DO THIS:
From the listing that follows, output everything exactly except the pictures.

▼

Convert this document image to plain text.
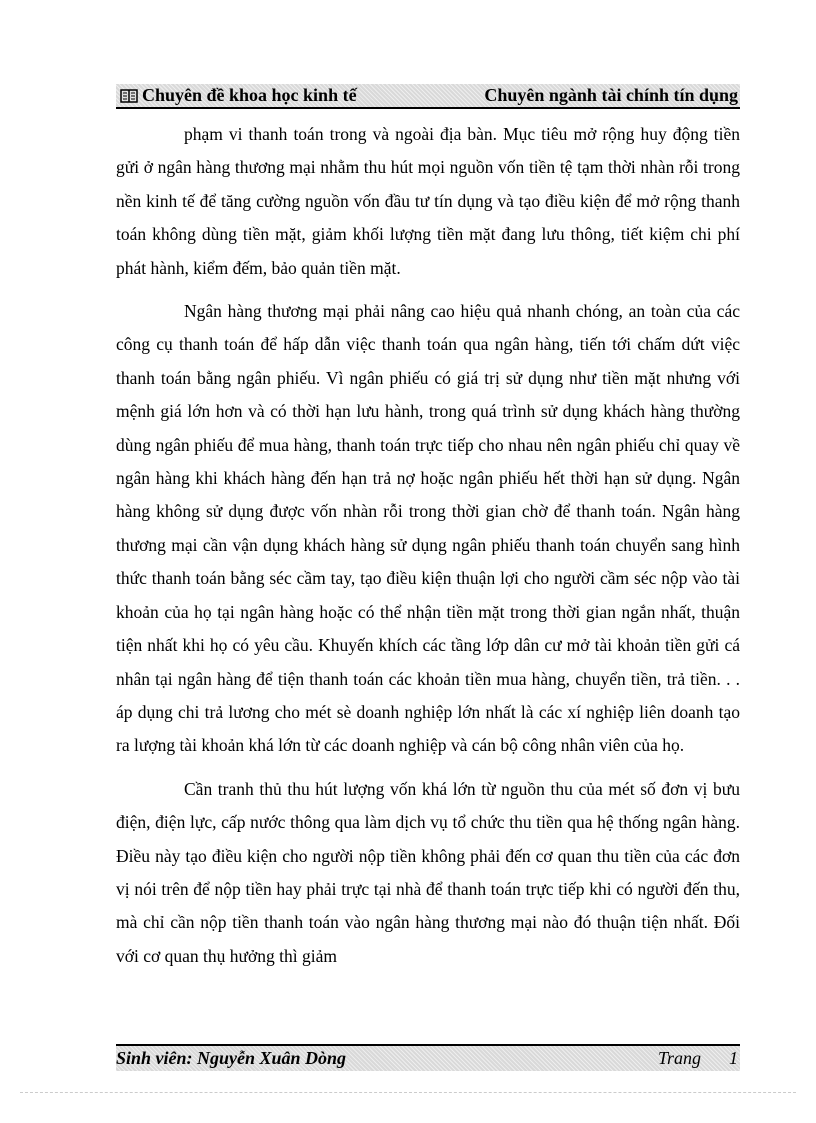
Chuyên đề khoa học kinh tế	Chuyên ngành tài chính tín dụng

phạm vi thanh toán trong và ngoài địa bàn. Mục tiêu mở rộng huy động tiền gửi ở ngân hàng thương mại nhằm thu hút mọi nguồn vốn tiền tệ tạm thời nhàn rỗi trong nền kinh tế để tăng cường nguồn vốn đầu tư tín dụng và tạo điều kiện để mở rộng thanh toán không dùng tiền mặt, giảm khối lượng tiền mặt đang lưu thông, tiết kiệm chi phí phát hành, kiểm đếm, bảo quản tiền mặt.

Ngân hàng thương mại phải nâng cao hiệu quả nhanh chóng, an toàn của các công cụ thanh toán để hấp dẫn việc thanh toán qua ngân hàng, tiến tới chấm dứt việc thanh toán bằng ngân phiếu. Vì ngân phiếu có giá trị sử dụng như tiền mặt nhưng với mệnh giá lớn hơn và có thời hạn lưu hành, trong quá trình sử dụng khách hàng thường dùng ngân phiếu để mua hàng, thanh toán trực tiếp cho nhau nên ngân phiếu chỉ quay về ngân hàng khi khách hàng đến hạn trả nợ hoặc ngân phiếu hết thời hạn sử dụng. Ngân hàng không sử dụng được vốn nhàn rỗi trong thời gian chờ để thanh toán. Ngân hàng thương mại cần vận dụng khách hàng sử dụng ngân phiếu thanh toán chuyển sang hình thức thanh toán bằng séc cầm tay, tạo điều kiện thuận lợi cho người cầm séc nộp vào tài khoản của họ tại ngân hàng hoặc có thể nhận tiền mặt trong thời gian ngắn nhất, thuận tiện nhất khi họ có yêu cầu. Khuyến khích các tầng lớp dân cư mở tài khoản tiền gửi cá nhân tại ngân hàng để tiện thanh toán các khoản tiền mua hàng, chuyển tiền, trả tiền. . . áp dụng chi trả lương cho mét sè doanh nghiệp lớn nhất là các xí nghiệp liên doanh tạo ra lượng tài khoản khá lớn từ các doanh nghiệp và cán bộ công nhân viên của họ.

Cần tranh thủ thu hút lượng vốn khá lớn từ nguồn thu của mét số đơn vị bưu điện, điện lực, cấp nước thông qua làm dịch vụ tổ chức thu tiền qua hệ thống ngân hàng. Điều này tạo điều kiện cho người nộp tiền không phải đến cơ quan thu tiền của các đơn vị nói trên để nộp tiền hay phải trực tại nhà để thanh toán trực tiếp khi có người đến thu, mà chỉ cần nộp tiền thanh toán vào ngân hàng thương mại nào đó thuận tiện nhất. Đối với cơ quan thụ hưởng thì giảm

Sinh viên: Nguyễn Xuân Dòng	Trang 1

▲

SOLUTION FOR THIS EXERCISE:
Convert this document image to plain text.
Chuyên đề khoa học kinh tế	Chuyên ngành tài chính tín dụng

phạm vi thanh toán trong và ngoài địa bàn. Mục tiêu mở rộng huy động tiền gửi ở ngân hàng thương mại nhằm thu hút mọi nguồn vốn tiền tệ tạm thời nhàn rỗi trong nền kinh tế để tăng cường nguồn vốn đầu tư tín dụng và tạo điều kiện để mở rộng thanh toán không dùng tiền mặt, giảm khối lượng tiền mặt đang lưu thông, tiết kiệm chi phí phát hành, kiểm đếm, bảo quản tiền mặt.

Ngân hàng thương mại phải nâng cao hiệu quả nhanh chóng, an toàn của các công cụ thanh toán để hấp dẫn việc thanh toán qua ngân hàng, tiến tới chấm dứt việc thanh toán bằng ngân phiếu. Vì ngân phiếu có giá trị sử dụng như tiền mặt nhưng với mệnh giá lớn hơn và có thời hạn lưu hành, trong quá trình sử dụng khách hàng thường dùng ngân phiếu để mua hàng, thanh toán trực tiếp cho nhau nên ngân phiếu chỉ quay về ngân hàng khi khách hàng đến hạn trả nợ hoặc ngân phiếu hết thời hạn sử dụng. Ngân hàng không sử dụng được vốn nhàn rỗi trong thời gian chờ để thanh toán. Ngân hàng thương mại cần vận dụng khách hàng sử dụng ngân phiếu thanh toán chuyển sang hình thức thanh toán bằng séc cầm tay, tạo điều kiện thuận lợi cho người cầm séc nộp vào tài khoản của họ tại ngân hàng hoặc có thể nhận tiền mặt trong thời gian ngắn nhất, thuận tiện nhất khi họ có yêu cầu. Khuyến khích các tầng lớp dân cư mở tài khoản tiền gửi cá nhân tại ngân hàng để tiện thanh toán các khoản tiền mua hàng, chuyển tiền, trả tiền. . . áp dụng chi trả lương cho mét sè doanh nghiệp lớn nhất là các xí nghiệp liên doanh tạo ra lượng tài khoản khá lớn từ các doanh nghiệp và cán bộ công nhân viên của họ.

Cần tranh thủ thu hút lượng vốn khá lớn từ nguồn thu của mét số đơn vị bưu điện, điện lực, cấp nước thông qua làm dịch vụ tổ chức thu tiền qua hệ thống ngân hàng. Điều này tạo điều kiện cho người nộp tiền không phải đến cơ quan thu tiền của các đơn vị nói trên để nộp tiền hay phải trực tại nhà để thanh toán trực tiếp khi có người đến thu, mà chỉ cần nộp tiền thanh toán vào ngân hàng thương mại nào đó thuận tiện nhất. Đối với cơ quan thụ hưởng thì giảm

Sinh viên: Nguyễn Xuân Dòng	Trang 1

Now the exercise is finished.